GIVEN INSTRUCTION
Of all the lines here, how many include the string "name"? Answer with the number only.

RECORDS FOR THE EXERCISE
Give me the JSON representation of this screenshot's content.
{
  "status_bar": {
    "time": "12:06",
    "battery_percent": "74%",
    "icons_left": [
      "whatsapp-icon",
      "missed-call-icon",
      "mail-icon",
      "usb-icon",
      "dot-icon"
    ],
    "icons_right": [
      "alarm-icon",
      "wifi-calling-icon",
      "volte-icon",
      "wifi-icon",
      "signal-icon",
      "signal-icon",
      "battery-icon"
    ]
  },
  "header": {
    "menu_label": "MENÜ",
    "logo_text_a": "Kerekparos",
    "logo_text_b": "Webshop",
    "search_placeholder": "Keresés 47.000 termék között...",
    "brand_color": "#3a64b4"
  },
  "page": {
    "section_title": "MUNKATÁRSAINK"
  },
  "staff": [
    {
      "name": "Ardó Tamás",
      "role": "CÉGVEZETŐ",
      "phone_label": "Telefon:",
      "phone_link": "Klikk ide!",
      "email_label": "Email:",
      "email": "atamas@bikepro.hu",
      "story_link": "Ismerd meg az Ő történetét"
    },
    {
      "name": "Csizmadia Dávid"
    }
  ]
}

ANSWER TO THE TASK
2